__REQUIRED WORK__: Please set out the records from the line with "port-input[interactable] xyxy=(379,147,449,156)" to the line with "clear-button[interactable]: Clear xyxy=(471,324,507,336)" as a JSON list of strings, one string per line, skipping any blank lines.

▬▬▬▬▬▬

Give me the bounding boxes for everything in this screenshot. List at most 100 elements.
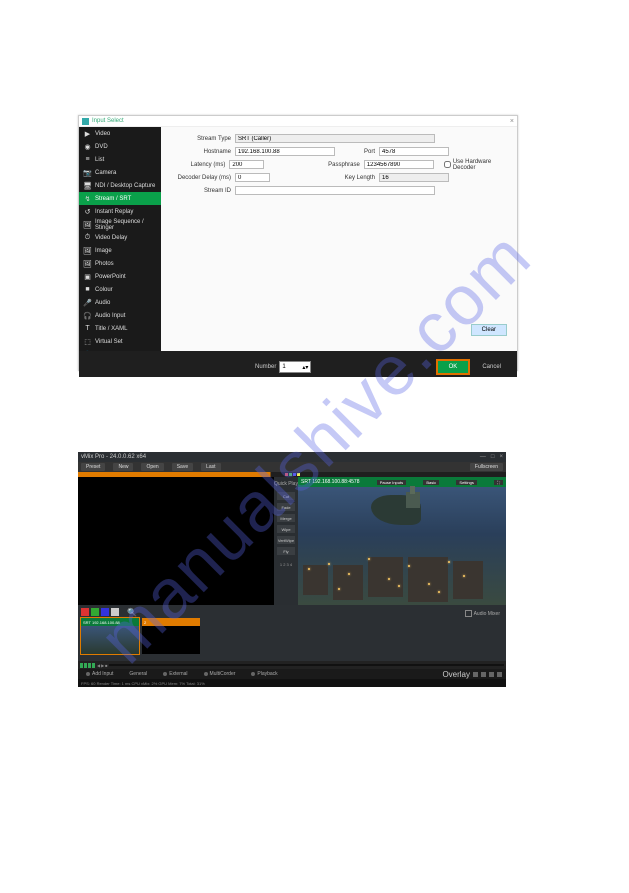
port-input[interactable] xyxy=(379,147,449,156)
fullscreen-icon[interactable]: ⛶ xyxy=(494,480,503,485)
settings-button[interactable]: Settings xyxy=(456,480,476,485)
search-icon[interactable]: 🔍 xyxy=(127,608,137,617)
sidebar-label: Video xyxy=(95,131,110,137)
ppt-icon: ▣ xyxy=(84,273,91,280)
tab-general[interactable]: General xyxy=(121,671,155,677)
passphrase-input[interactable] xyxy=(364,160,434,169)
sidebar-label: Image xyxy=(95,248,112,254)
sidebar-item-replay[interactable]: ↺Instant Replay xyxy=(79,205,161,218)
grid3-icon[interactable] xyxy=(489,672,494,677)
input-select-dialog: Input Select × ▶ Video ◉DVD ≡ List 📷Camera… xyxy=(78,115,518,371)
sidebar-item-sequence[interactable]: 🖼Image Sequence / Stinger xyxy=(79,218,161,231)
sidebar-label: PowerPoint xyxy=(95,274,126,280)
port-label: Port xyxy=(335,149,379,155)
category-red[interactable] xyxy=(81,608,89,616)
sidebar-item-camera[interactable]: 📷Camera xyxy=(79,166,161,179)
sidebar-item-audio[interactable]: 🎤Audio xyxy=(79,296,161,309)
number-label: Number xyxy=(255,364,276,370)
dialog-title: Input Select xyxy=(92,118,124,124)
output-header: SRT 192.168.100.88:4578 Pause Inputs Bas… xyxy=(298,477,506,487)
main-area: Quick Play Cut Fade Merge Wipe VertWipe … xyxy=(78,477,506,605)
sidebar-label: Video Delay xyxy=(95,235,127,241)
sidebar-item-virtualset[interactable]: ⬚Virtual Set xyxy=(79,335,161,348)
fly-button[interactable]: Fly xyxy=(277,547,295,555)
camera-icon: 📷 xyxy=(84,169,91,176)
sidebar-label: Virtual Set xyxy=(95,339,123,345)
grid2-icon[interactable] xyxy=(481,672,486,677)
preview-pane[interactable] xyxy=(78,477,274,605)
sidebar-item-dvd[interactable]: ◉DVD xyxy=(79,140,161,153)
sidebar-item-stream-srt[interactable]: ↯Stream / SRT xyxy=(79,192,161,205)
hw-decoder-check[interactable] xyxy=(444,161,451,168)
play-icon: ▶ xyxy=(84,130,91,137)
clear-button[interactable]: Clear xyxy=(471,324,507,336)
sidebar-item-photos[interactable]: 🖼Photos xyxy=(79,257,161,270)
hw-decoder-checkbox[interactable]: Use Hardware Decoder xyxy=(444,159,509,171)
sidebar-label: Title / XAML xyxy=(95,326,127,332)
open-button[interactable]: Open xyxy=(141,463,163,471)
sidebar-label: List xyxy=(95,157,104,163)
maximize-icon[interactable]: □ xyxy=(491,454,495,460)
category-blue[interactable] xyxy=(101,608,109,616)
tab-playback[interactable]: Playback xyxy=(243,671,285,677)
sidebar-item-image[interactable]: 🖼 Image xyxy=(79,244,161,257)
category-all[interactable] xyxy=(111,608,119,616)
wipe-button[interactable]: Wipe xyxy=(277,525,295,533)
category-row: 🔍 xyxy=(81,608,503,616)
sidebar-item-video[interactable]: ▶ Video xyxy=(79,127,161,140)
latency-input[interactable] xyxy=(229,160,264,169)
thumb-1-preview xyxy=(81,626,139,654)
key-length-dropdown[interactable] xyxy=(379,173,449,182)
number-spinner[interactable]: 1▴▾ xyxy=(279,361,311,373)
pause-inputs-button[interactable]: Pause Inputs xyxy=(377,480,406,485)
stream-type-dropdown[interactable] xyxy=(235,134,435,143)
merge-button[interactable]: Merge xyxy=(277,514,295,522)
sidebar-label: Photos xyxy=(95,261,114,267)
sidebar-item-delay[interactable]: ⏱Video Delay xyxy=(79,231,161,244)
cancel-button[interactable]: Cancel xyxy=(472,361,511,373)
decoder-delay-input[interactable] xyxy=(235,173,270,182)
fade-button[interactable]: Fade xyxy=(277,503,295,511)
sidebar-label: Audio Input xyxy=(95,313,125,319)
grid-icon[interactable] xyxy=(473,672,478,677)
sidebar-item-webbrowser[interactable]: 🌐Web Browser xyxy=(79,348,161,351)
output-pane[interactable]: SRT 192.168.100.88:4578 Pause Inputs Bas… xyxy=(298,477,506,605)
add-input-button[interactable]: Add Input xyxy=(78,671,121,677)
cut-button[interactable]: Cut xyxy=(277,492,295,500)
close-icon[interactable]: × xyxy=(499,454,503,460)
picture-icon: 🖼 xyxy=(84,247,91,254)
tab-external[interactable]: External xyxy=(155,671,195,677)
bottom-tab-bar: Add Input General External MultiCorder P… xyxy=(78,669,506,679)
sidebar-item-audio-input[interactable]: 🎧Audio Input xyxy=(79,309,161,322)
decoder-delay-label: Decoder Delay (ms) xyxy=(169,175,235,181)
sidebar-item-colour[interactable]: ■Colour xyxy=(79,283,161,296)
thumb-2-label: 2 xyxy=(142,618,200,626)
input-thumb-1[interactable]: SRT 192.168.100.88 xyxy=(81,618,139,654)
preset-button[interactable]: Preset xyxy=(81,463,105,471)
image-icon: 🖼 xyxy=(84,221,91,228)
dialog-footer: Number 1▴▾ OK Cancel xyxy=(79,351,517,377)
app-icon xyxy=(82,118,89,125)
new-button[interactable]: New xyxy=(113,463,133,471)
category-green[interactable] xyxy=(91,608,99,616)
input-thumb-2[interactable]: 2 xyxy=(142,618,200,654)
close-icon[interactable]: × xyxy=(510,118,514,125)
basic-button[interactable]: Basic xyxy=(423,480,439,485)
list-icon: ≡ xyxy=(84,156,91,163)
sidebar-item-list[interactable]: ≡ List xyxy=(79,153,161,166)
sidebar-item-ndi[interactable]: 🖥NDI / Desktop Capture xyxy=(79,179,161,192)
last-button[interactable]: Last xyxy=(201,463,220,471)
fullscreen-button[interactable]: Fullscreen xyxy=(470,463,503,471)
sidebar-item-title[interactable]: TTitle / XAML xyxy=(79,322,161,335)
tab-multicorder[interactable]: MultiCorder xyxy=(196,671,244,677)
ok-button[interactable]: OK xyxy=(438,361,469,373)
minimize-icon[interactable]: — xyxy=(480,454,486,460)
audio-mixer-toggle[interactable]: Audio Mixer xyxy=(465,610,500,617)
gear-icon[interactable] xyxy=(497,672,502,677)
vertwipe-button[interactable]: VertWipe xyxy=(277,536,295,544)
sidebar-item-powerpoint[interactable]: ▣ PowerPoint xyxy=(79,270,161,283)
transition-panel: Quick Play Cut Fade Merge Wipe VertWipe … xyxy=(274,477,298,605)
stream-id-input[interactable] xyxy=(235,186,435,195)
hostname-input[interactable] xyxy=(235,147,335,156)
save-button[interactable]: Save xyxy=(172,463,193,471)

▬▬▬▬▬▬

__SOLUTION TO THIS PROBLEM__:
[
  "port-input[interactable] xyxy=(379,147,449,156)",
  "fullscreen-icon[interactable]: ⛶ xyxy=(494,480,503,485)",
  "settings-button[interactable]: Settings xyxy=(456,480,476,485)",
  "search-icon[interactable]: 🔍 xyxy=(127,608,137,617)",
  "sidebar-label: Video xyxy=(95,131,110,137)",
  "ppt-icon: ▣ xyxy=(84,273,91,280)",
  "tab-general[interactable]: General xyxy=(121,671,155,677)",
  "passphrase-input[interactable] xyxy=(364,160,434,169)",
  "sidebar-label: Image xyxy=(95,248,112,254)",
  "sidebar-item-replay[interactable]: ↺Instant Replay xyxy=(79,205,161,218)",
  "grid3-icon[interactable] xyxy=(489,672,494,677)",
  "input-select-dialog: Input Select × ▶ Video ◉DVD ≡ List 📷Camera… xyxy=(78,115,518,371)",
  "sidebar-item-sequence[interactable]: 🖼Image Sequence / Stinger xyxy=(79,218,161,231)",
  "sidebar-label: PowerPoint xyxy=(95,274,126,280)",
  "port-label: Port xyxy=(335,149,379,155)",
  "category-red[interactable] xyxy=(81,608,89,616)",
  "sidebar-item-camera[interactable]: 📷Camera xyxy=(79,166,161,179)",
  "sidebar-item-audio[interactable]: 🎤Audio xyxy=(79,296,161,309)",
  "number-label: Number xyxy=(255,364,276,370)",
  "dialog-title: Input Select xyxy=(92,118,124,124)",
  "output-header: SRT 192.168.100.88:4578 Pause Inputs Bas… xyxy=(298,477,506,487)",
  "main-area: Quick Play Cut Fade Merge Wipe VertWipe … xyxy=(78,477,506,605)",
  "sidebar-label: Video Delay xyxy=(95,235,127,241)",
  "sidebar-item-virtualset[interactable]: ⬚Virtual Set xyxy=(79,335,161,348)",
  "fly-button[interactable]: Fly xyxy=(277,547,295,555)",
  "camera-icon: 📷 xyxy=(84,169,91,176)",
  "sidebar-label: Virtual Set xyxy=(95,339,123,345)",
  "grid2-icon[interactable] xyxy=(481,672,486,677)",
  "preview-pane[interactable] xyxy=(78,477,274,605)",
  "sidebar-item-dvd[interactable]: ◉DVD xyxy=(79,140,161,153)",
  "sidebar-item-stream-srt[interactable]: ↯Stream / SRT xyxy=(79,192,161,205)",
  "hw-decoder-check[interactable] xyxy=(444,161,451,168)",
  "play-icon: ▶ xyxy=(84,130,91,137)",
  "clear-button[interactable]: Clear xyxy=(471,324,507,336)"
]